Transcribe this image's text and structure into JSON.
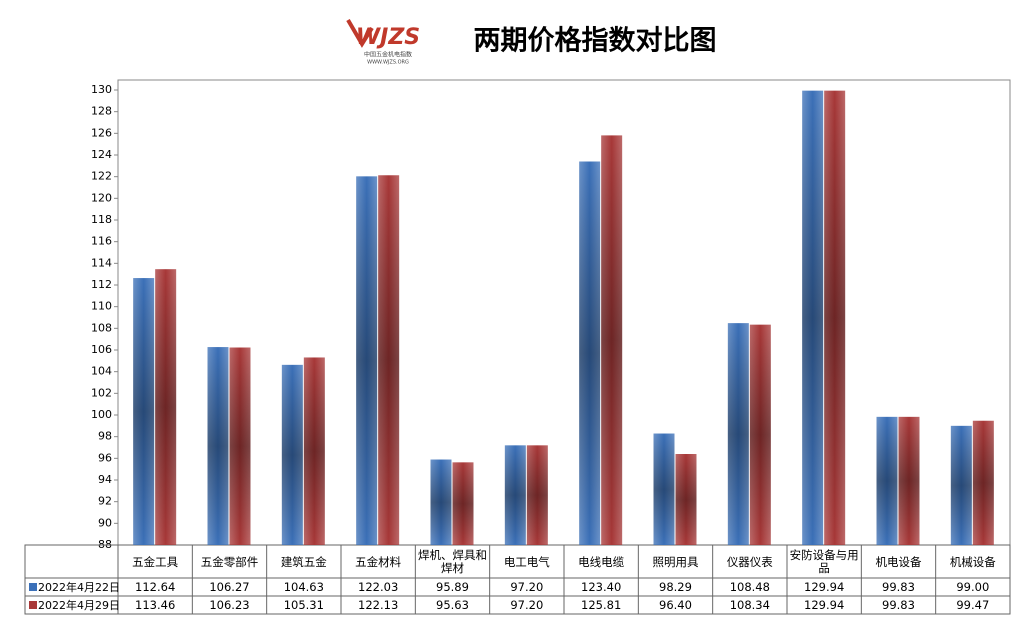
{
  "logo": {
    "mark": "WJZS",
    "name": "中国五金机电指数",
    "url": "WWW.WJZS.ORG"
  },
  "chart_data": {
    "type": "bar",
    "title": "两期价格指数对比图",
    "categories": [
      "五金工具",
      "五金零部件",
      "建筑五金",
      "五金材料",
      "焊机、焊具和焊材",
      "电工电气",
      "电线电缆",
      "照明用具",
      "仪器仪表",
      "安防设备与用品",
      "机电设备",
      "机械设备"
    ],
    "series": [
      {
        "name": "2022年4月22日",
        "color": "#3b70b8",
        "values": [
          112.64,
          106.27,
          104.63,
          122.03,
          95.89,
          97.2,
          123.4,
          98.29,
          108.48,
          129.94,
          99.83,
          99.0
        ],
        "value_labels": [
          "112.64",
          "106.27",
          "104.63",
          "122.03",
          "95.89",
          "97.20",
          "123.40",
          "98.29",
          "108.48",
          "129.94",
          "99.83",
          "99.00"
        ]
      },
      {
        "name": "2022年4月29日",
        "color": "#a83838",
        "values": [
          113.46,
          106.23,
          105.31,
          122.13,
          95.63,
          97.2,
          125.81,
          96.4,
          108.34,
          129.94,
          99.83,
          99.47
        ],
        "value_labels": [
          "113.46",
          "106.23",
          "105.31",
          "122.13",
          "95.63",
          "97.20",
          "125.81",
          "96.40",
          "108.34",
          "129.94",
          "99.83",
          "99.47"
        ]
      }
    ],
    "ylim": [
      88,
      130
    ],
    "yticks": [
      88,
      90,
      92,
      94,
      96,
      98,
      100,
      102,
      104,
      106,
      108,
      110,
      112,
      114,
      116,
      118,
      120,
      122,
      124,
      126,
      128,
      130
    ],
    "grid": false
  }
}
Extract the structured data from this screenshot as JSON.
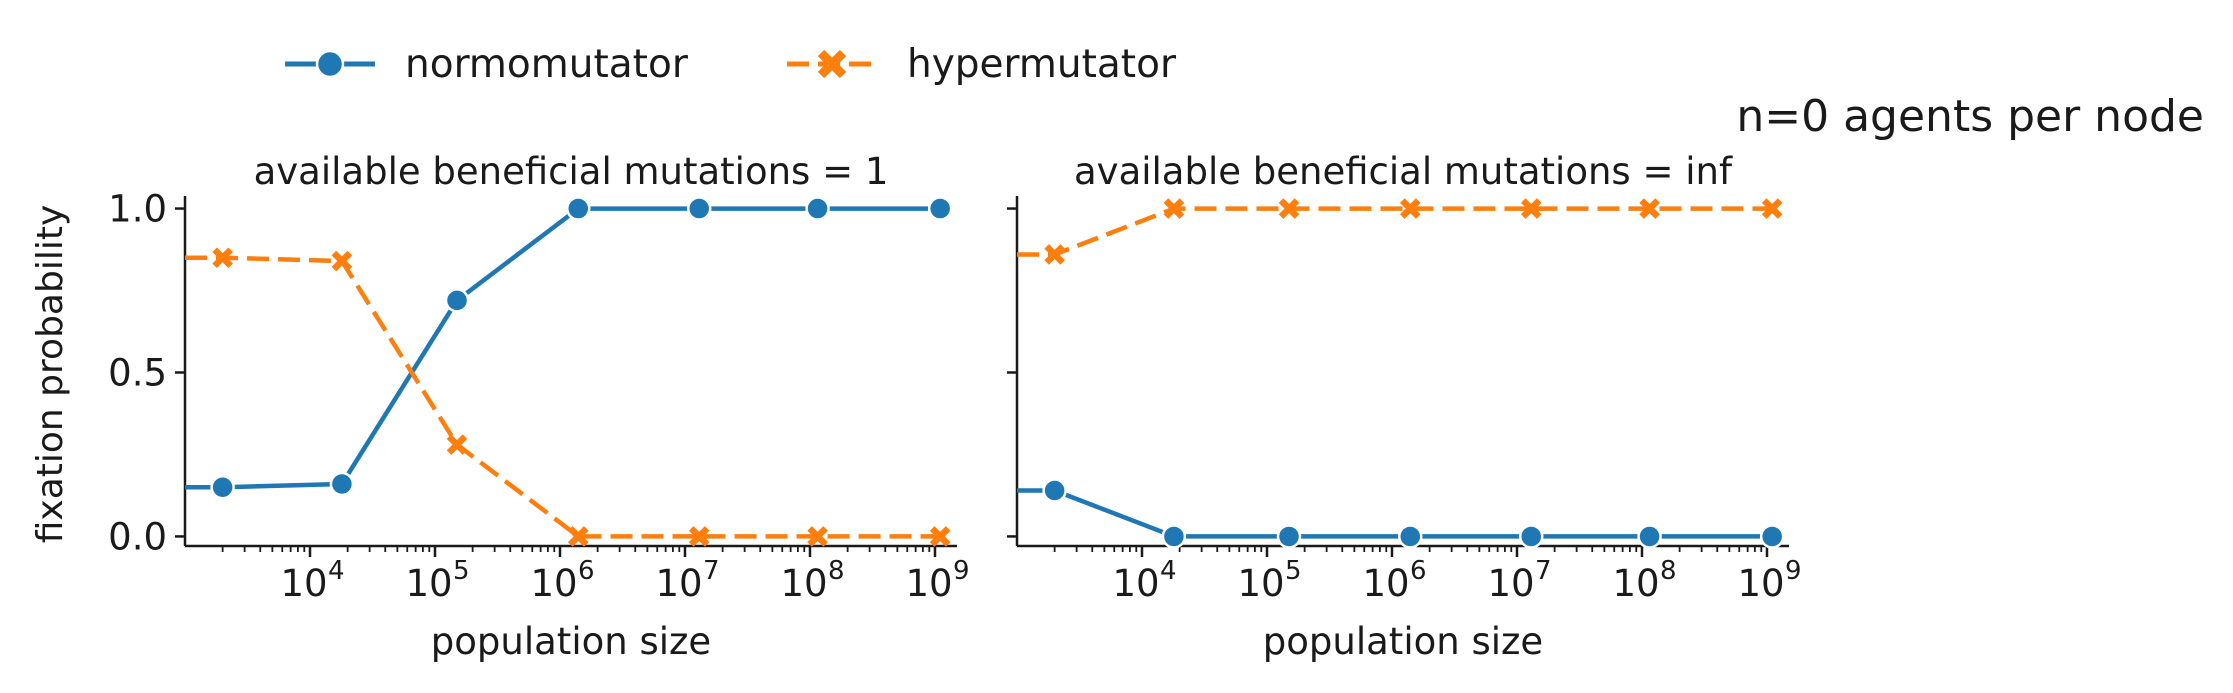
{
  "figure": {
    "suptitle": "n=0 agents per node",
    "ylabel": "fixation probability"
  },
  "legend": {
    "placement": "top-left",
    "items": [
      {
        "label": "normomutator",
        "color": "#1f77b4",
        "marker": "circle",
        "linestyle": "solid"
      },
      {
        "label": "hypermutator",
        "color": "#ff7f0e",
        "marker": "x",
        "linestyle": "dashed"
      }
    ]
  },
  "chart_data": [
    {
      "type": "line",
      "title": "available beneficial mutations = 1",
      "xlabel": "population size",
      "ylabel": "fixation probability",
      "xscale": "log",
      "xlim": [
        1000,
        1500000000
      ],
      "ylim": [
        -0.02,
        1.02
      ],
      "x": [
        2000,
        18000,
        150000,
        1400000,
        13000000,
        115000000,
        1100000000
      ],
      "xticks": [
        10000,
        100000,
        1000000,
        10000000,
        100000000,
        1000000000
      ],
      "xtick_labels": [
        {
          "base": "10",
          "exp": "4"
        },
        {
          "base": "10",
          "exp": "5"
        },
        {
          "base": "10",
          "exp": "6"
        },
        {
          "base": "10",
          "exp": "7"
        },
        {
          "base": "10",
          "exp": "8"
        },
        {
          "base": "10",
          "exp": "9"
        }
      ],
      "yticks": [
        "0.0",
        "0.5",
        "1.0"
      ],
      "grid": false,
      "series": [
        {
          "name": "normomutator",
          "color": "#1f77b4",
          "values": [
            0.15,
            0.16,
            0.72,
            1.0,
            1.0,
            1.0,
            1.0
          ]
        },
        {
          "name": "hypermutator",
          "color": "#ff7f0e",
          "values": [
            0.85,
            0.84,
            0.28,
            0.0,
            0.0,
            0.0,
            0.0
          ]
        }
      ]
    },
    {
      "type": "line",
      "title": "available beneficial mutations = inf",
      "xlabel": "population size",
      "xscale": "log",
      "xlim": [
        1000,
        1500000000
      ],
      "ylim": [
        -0.02,
        1.02
      ],
      "x": [
        2000,
        18000,
        150000,
        1400000,
        13000000,
        115000000,
        1100000000
      ],
      "xticks": [
        10000,
        100000,
        1000000,
        10000000,
        100000000,
        1000000000
      ],
      "xtick_labels": [
        {
          "base": "10",
          "exp": "4"
        },
        {
          "base": "10",
          "exp": "5"
        },
        {
          "base": "10",
          "exp": "6"
        },
        {
          "base": "10",
          "exp": "7"
        },
        {
          "base": "10",
          "exp": "8"
        },
        {
          "base": "10",
          "exp": "9"
        }
      ],
      "grid": false,
      "series": [
        {
          "name": "normomutator",
          "color": "#1f77b4",
          "values": [
            0.14,
            0.0,
            0.0,
            0.0,
            0.0,
            0.0,
            0.0
          ]
        },
        {
          "name": "hypermutator",
          "color": "#ff7f0e",
          "values": [
            0.86,
            1.0,
            1.0,
            1.0,
            1.0,
            1.0,
            1.0
          ]
        }
      ]
    }
  ]
}
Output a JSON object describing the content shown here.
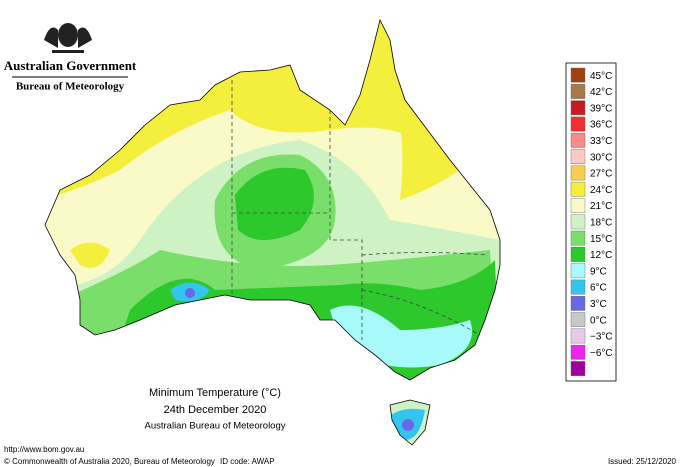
{
  "header": {
    "government": "Australian Government",
    "agency": "Bureau of Meteorology"
  },
  "legend": {
    "labels": [
      "45°C",
      "42°C",
      "39°C",
      "36°C",
      "33°C",
      "30°C",
      "27°C",
      "24°C",
      "21°C",
      "18°C",
      "15°C",
      "12°C",
      "9°C",
      "6°C",
      "3°C",
      "0°C",
      "−3°C",
      "−6°C"
    ],
    "colors": [
      "#a2410f",
      "#a8784a",
      "#c81a22",
      "#f03030",
      "#f88a8a",
      "#fcc8c8",
      "#f8cc50",
      "#f4ee3c",
      "#fafac8",
      "#cef2c4",
      "#7ade6a",
      "#2cc82c",
      "#a8fafa",
      "#34c4f0",
      "#6868e4",
      "#c8c8c8",
      "#e8c8e8",
      "#f024f0",
      "#a000a0"
    ]
  },
  "title": {
    "line1": "Minimum Temperature (°C)",
    "line2": "24th December 2020",
    "line3": "Australian Bureau of Meteorology"
  },
  "footer": {
    "url": "http://www.bom.gov.au",
    "copyright": "© Commonwealth of Australia 2020, Bureau of Meteorology",
    "id_code": "ID code: AWAP",
    "issued": "Issued: 25/12/2020"
  }
}
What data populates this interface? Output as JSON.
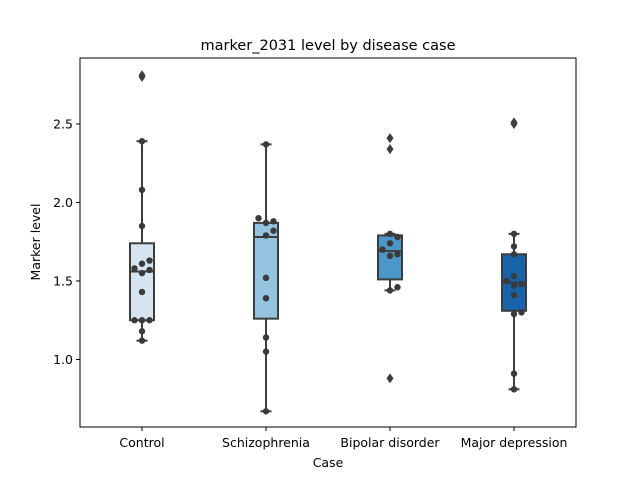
{
  "chart_data": {
    "type": "box",
    "title": "marker_2031 level by disease case",
    "xlabel": "Case",
    "ylabel": "Marker level",
    "ylim": [
      0.57,
      2.92
    ],
    "yticks": [
      1.0,
      1.5,
      2.0,
      2.5
    ],
    "ytick_labels": [
      "1.0",
      "1.5",
      "2.0",
      "2.5"
    ],
    "grid": false,
    "categories": [
      "Control",
      "Schizophrenia",
      "Bipolar disorder",
      "Major depression"
    ],
    "series": [
      {
        "category": "Control",
        "color": "#d6e4f2",
        "box": {
          "whisker_low": 1.12,
          "q1": 1.25,
          "median": 1.56,
          "q3": 1.74,
          "whisker_high": 2.39
        },
        "outliers": [
          2.8,
          2.81
        ],
        "points": [
          1.12,
          1.18,
          1.25,
          1.25,
          1.25,
          1.43,
          1.55,
          1.57,
          1.58,
          1.61,
          1.63,
          1.85,
          2.08,
          2.39
        ]
      },
      {
        "category": "Schizophrenia",
        "color": "#94c4df",
        "box": {
          "whisker_low": 0.67,
          "q1": 1.26,
          "median": 1.78,
          "q3": 1.87,
          "whisker_high": 2.37
        },
        "outliers": [],
        "points": [
          0.67,
          1.05,
          1.14,
          1.39,
          1.52,
          1.79,
          1.82,
          1.87,
          1.88,
          1.9,
          2.37
        ]
      },
      {
        "category": "Bipolar disorder",
        "color": "#4a98c9",
        "box": {
          "whisker_low": 1.44,
          "q1": 1.51,
          "median": 1.69,
          "q3": 1.79,
          "whisker_high": 1.8
        },
        "outliers": [
          0.88,
          2.34,
          2.41
        ],
        "points": [
          1.44,
          1.46,
          1.66,
          1.67,
          1.7,
          1.74,
          1.78,
          1.8
        ]
      },
      {
        "category": "Major depression",
        "color": "#1764ab",
        "box": {
          "whisker_low": 0.81,
          "q1": 1.31,
          "median": 1.49,
          "q3": 1.67,
          "whisker_high": 1.8
        },
        "outliers": [
          2.5,
          2.51
        ],
        "points": [
          0.81,
          0.91,
          1.29,
          1.3,
          1.41,
          1.47,
          1.48,
          1.5,
          1.53,
          1.67,
          1.72,
          1.8
        ]
      }
    ]
  }
}
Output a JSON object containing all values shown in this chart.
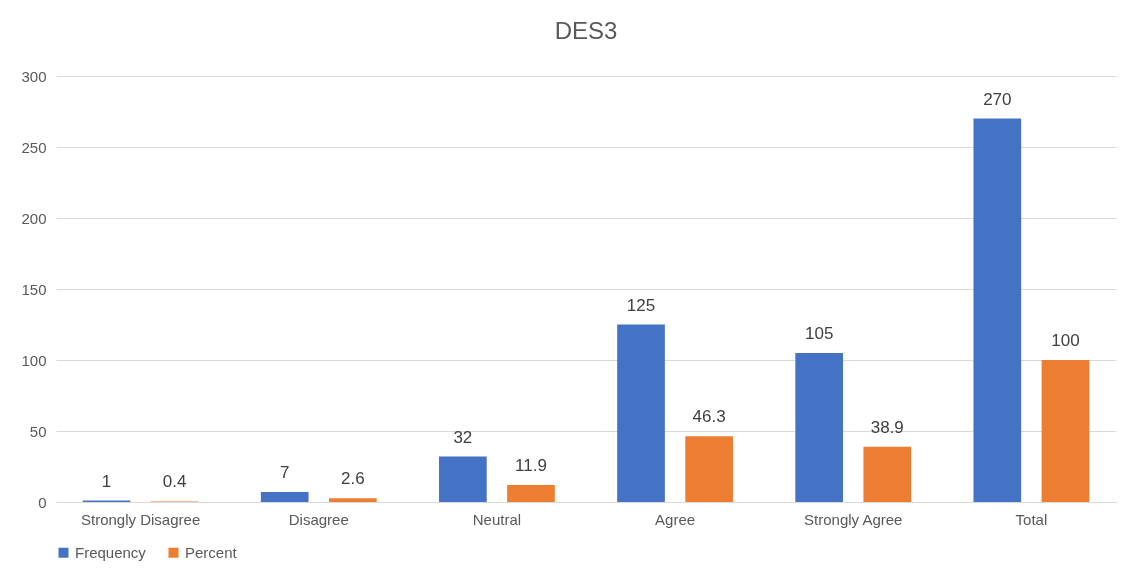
{
  "chart_data": {
    "type": "bar",
    "title": "DES3",
    "categories": [
      "Strongly Disagree",
      "Disagree",
      "Neutral",
      "Agree",
      "Strongly Agree",
      "Total"
    ],
    "series": [
      {
        "name": "Frequency",
        "color": "#4472c4",
        "values": [
          1,
          7,
          32,
          125,
          105,
          270
        ]
      },
      {
        "name": "Percent",
        "color": "#ed7d31",
        "values": [
          0.4,
          2.6,
          11.9,
          46.3,
          38.9,
          100
        ]
      }
    ],
    "ylim": [
      0,
      300
    ],
    "yticks": [
      0,
      50,
      100,
      150,
      200,
      250,
      300
    ],
    "grid": "y",
    "legend": "bottom",
    "data_labels": true
  }
}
++++
● **Aim of the exercise**
Reproduce exactly and only the lines from the line that contains "Output a JSON object containing" to the end of the data above, both ends included. No pictures go in the copy.

● **Task result**
Output a JSON object containing all values shown in this chart.
{
  "chart_data": {
    "type": "bar",
    "title": "DES3",
    "categories": [
      "Strongly Disagree",
      "Disagree",
      "Neutral",
      "Agree",
      "Strongly Agree",
      "Total"
    ],
    "series": [
      {
        "name": "Frequency",
        "color": "#4472c4",
        "values": [
          1,
          7,
          32,
          125,
          105,
          270
        ]
      },
      {
        "name": "Percent",
        "color": "#ed7d31",
        "values": [
          0.4,
          2.6,
          11.9,
          46.3,
          38.9,
          100
        ]
      }
    ],
    "ylim": [
      0,
      300
    ],
    "yticks": [
      0,
      50,
      100,
      150,
      200,
      250,
      300
    ],
    "grid": "y",
    "legend": "bottom",
    "data_labels": true
  }
}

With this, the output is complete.